USING THE INFORMATION.
1) In the forum thread, how many years has the writer spent growing up where words are pronounced the way they say them?
2) Please write out the forum thread from "Quote from: zpyderHaving" to "Ive created now.", switching "chavs" to "hooligans".

SOURCE TEXT.

------------

Having just watched the cat drinking from faucet video thread, its reminded me just how much I hate lolspeak. I think I hate lolspeakers more than chavs.
Quote from: zpyderHaving just watched the cat drinking from faucet video thread, its reminded me just how much I hate lolspeak. I think I hate lolspeakers more than chavs.
Some nice reading here to get your blood pressure up:
http://icanhascheezburger.com/2009/09/30/funny-pictures-daisy-the-destroyer/#comments
Dont get me started ><
And than you got me doing al sorts of grammatical, spelling
and other faults :)
Wow, Im afraid of what Ive created now.
Nigel should know I have nothing against Northerners, my dad and his whole family are from the North/Scotland/...France =\ But, things like graaaaass and baaaaaaath just annoy me, because Ive spent 16 years growing up somewhere where its pronounced how I say it. Even my friend whos originally from Norfolk pronounces things the way southerners do.
And Nigel, that cat is f**king suicidle, if its the one I think youre on about. I refuse to let my children grow up in a world where people cant pronounce the word bath properly!!
And dont worry Chris, I get annoyed when people cant say February correctly. Its a sad day when a 16 year old girl tries telling you theres only one r in that word. I feel the education system is failing us all ): (to be fair though, that girl is a dumb sh*t, and I dont believe she has dyslexia, she is just as thick as a plank. she doesnt even have good looks to fall back on)

------------

SOURCE INFORMATION.
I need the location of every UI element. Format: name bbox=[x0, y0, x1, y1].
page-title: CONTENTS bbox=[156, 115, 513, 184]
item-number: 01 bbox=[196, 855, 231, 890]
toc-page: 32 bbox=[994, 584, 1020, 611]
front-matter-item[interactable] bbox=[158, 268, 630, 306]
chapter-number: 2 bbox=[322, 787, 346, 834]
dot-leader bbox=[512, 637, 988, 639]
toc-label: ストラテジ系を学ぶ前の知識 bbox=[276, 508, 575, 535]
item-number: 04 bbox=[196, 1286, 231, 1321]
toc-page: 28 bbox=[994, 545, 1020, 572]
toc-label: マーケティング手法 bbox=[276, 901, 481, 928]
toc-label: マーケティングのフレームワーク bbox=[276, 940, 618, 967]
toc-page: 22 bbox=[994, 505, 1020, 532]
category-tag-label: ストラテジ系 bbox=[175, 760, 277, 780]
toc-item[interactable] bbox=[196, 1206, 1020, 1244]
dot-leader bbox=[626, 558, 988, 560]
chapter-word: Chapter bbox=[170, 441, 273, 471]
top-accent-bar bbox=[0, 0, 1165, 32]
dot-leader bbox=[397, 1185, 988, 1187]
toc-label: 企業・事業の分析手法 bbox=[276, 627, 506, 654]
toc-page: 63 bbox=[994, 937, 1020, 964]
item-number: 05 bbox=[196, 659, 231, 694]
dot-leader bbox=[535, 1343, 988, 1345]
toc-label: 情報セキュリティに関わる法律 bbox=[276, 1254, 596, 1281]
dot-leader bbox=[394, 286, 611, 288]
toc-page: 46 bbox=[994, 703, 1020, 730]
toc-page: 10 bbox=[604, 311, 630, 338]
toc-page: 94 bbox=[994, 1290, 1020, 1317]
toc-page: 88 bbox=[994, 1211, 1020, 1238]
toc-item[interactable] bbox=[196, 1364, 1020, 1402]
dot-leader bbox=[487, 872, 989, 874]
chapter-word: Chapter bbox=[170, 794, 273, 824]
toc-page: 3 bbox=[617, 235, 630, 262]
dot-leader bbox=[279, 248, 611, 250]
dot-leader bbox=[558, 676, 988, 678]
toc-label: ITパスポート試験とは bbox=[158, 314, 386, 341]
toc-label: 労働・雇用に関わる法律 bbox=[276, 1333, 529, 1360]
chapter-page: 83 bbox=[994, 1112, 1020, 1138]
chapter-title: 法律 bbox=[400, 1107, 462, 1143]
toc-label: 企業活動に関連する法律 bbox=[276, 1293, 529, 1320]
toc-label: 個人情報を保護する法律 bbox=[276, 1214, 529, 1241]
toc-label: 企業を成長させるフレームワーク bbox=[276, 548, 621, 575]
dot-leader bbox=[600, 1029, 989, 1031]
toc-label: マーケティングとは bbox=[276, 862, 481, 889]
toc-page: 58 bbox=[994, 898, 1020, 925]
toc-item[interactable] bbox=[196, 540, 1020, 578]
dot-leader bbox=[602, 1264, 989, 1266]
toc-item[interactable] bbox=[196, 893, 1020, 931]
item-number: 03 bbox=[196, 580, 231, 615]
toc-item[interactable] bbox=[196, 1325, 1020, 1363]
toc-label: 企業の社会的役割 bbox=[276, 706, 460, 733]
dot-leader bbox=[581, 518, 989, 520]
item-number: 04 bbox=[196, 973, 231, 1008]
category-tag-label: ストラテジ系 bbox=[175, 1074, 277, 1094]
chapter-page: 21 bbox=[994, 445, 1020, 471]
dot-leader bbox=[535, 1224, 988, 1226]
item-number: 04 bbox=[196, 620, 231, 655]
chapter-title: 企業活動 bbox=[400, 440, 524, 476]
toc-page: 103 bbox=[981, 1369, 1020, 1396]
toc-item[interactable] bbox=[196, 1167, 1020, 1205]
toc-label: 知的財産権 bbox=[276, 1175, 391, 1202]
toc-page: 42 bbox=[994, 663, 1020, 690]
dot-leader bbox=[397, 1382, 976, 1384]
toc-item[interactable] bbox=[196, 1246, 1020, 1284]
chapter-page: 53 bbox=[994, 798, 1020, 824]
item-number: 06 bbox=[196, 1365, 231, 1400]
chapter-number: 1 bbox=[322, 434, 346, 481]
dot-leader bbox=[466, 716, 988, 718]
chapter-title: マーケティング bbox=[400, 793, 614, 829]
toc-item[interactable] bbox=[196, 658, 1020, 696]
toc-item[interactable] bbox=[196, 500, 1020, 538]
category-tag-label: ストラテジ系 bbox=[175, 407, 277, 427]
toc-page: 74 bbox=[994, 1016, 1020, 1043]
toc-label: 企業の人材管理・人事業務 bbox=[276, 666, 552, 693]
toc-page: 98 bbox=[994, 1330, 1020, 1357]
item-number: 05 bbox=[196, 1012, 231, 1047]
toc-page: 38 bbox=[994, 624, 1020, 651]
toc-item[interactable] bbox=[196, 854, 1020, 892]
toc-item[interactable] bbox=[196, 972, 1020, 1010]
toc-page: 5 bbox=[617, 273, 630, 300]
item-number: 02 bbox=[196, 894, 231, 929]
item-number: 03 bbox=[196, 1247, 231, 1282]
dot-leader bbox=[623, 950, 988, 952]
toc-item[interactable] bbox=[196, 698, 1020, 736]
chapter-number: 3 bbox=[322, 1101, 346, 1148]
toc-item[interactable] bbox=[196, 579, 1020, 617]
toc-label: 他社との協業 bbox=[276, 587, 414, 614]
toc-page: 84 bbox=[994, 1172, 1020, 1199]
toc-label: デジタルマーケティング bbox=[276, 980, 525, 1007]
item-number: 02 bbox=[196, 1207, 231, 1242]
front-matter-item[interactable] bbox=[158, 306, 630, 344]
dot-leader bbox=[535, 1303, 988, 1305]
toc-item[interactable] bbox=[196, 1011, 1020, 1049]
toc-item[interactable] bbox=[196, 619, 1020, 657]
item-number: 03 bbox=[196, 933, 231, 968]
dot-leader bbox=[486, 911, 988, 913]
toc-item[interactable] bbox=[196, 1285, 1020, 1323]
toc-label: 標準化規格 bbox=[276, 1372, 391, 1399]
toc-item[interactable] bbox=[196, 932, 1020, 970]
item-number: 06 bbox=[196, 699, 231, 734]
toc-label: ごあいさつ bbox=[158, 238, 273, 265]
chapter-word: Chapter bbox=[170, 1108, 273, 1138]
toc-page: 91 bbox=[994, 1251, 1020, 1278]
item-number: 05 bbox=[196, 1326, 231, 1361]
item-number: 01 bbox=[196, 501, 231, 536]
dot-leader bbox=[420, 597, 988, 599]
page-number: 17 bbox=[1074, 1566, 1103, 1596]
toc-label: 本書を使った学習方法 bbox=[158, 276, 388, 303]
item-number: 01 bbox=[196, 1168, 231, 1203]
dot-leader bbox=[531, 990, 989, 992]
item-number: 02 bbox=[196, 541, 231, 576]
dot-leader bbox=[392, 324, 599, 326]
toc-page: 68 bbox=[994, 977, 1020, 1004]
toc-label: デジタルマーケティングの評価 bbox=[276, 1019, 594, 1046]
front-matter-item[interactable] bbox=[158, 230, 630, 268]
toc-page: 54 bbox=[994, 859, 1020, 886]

------------

ANSWERS PER TASK.
1) 16 years.

2)
Quote from: zpyderHaving just watched the cat drinking from faucet video thread, its reminded me just how much I hate lolspeak. I think I hate lolspeakers more than hooligans.
Some nice reading here to get your blood pressure up:
http://icanhascheezburger.com/2009/09/30/funny-pictures-daisy-the-destroyer/#comments
Dont get me started ><
And than you got me doing al sorts of grammatical, spelling
and other faults :)
Wow, Im afraid of what Ive created now.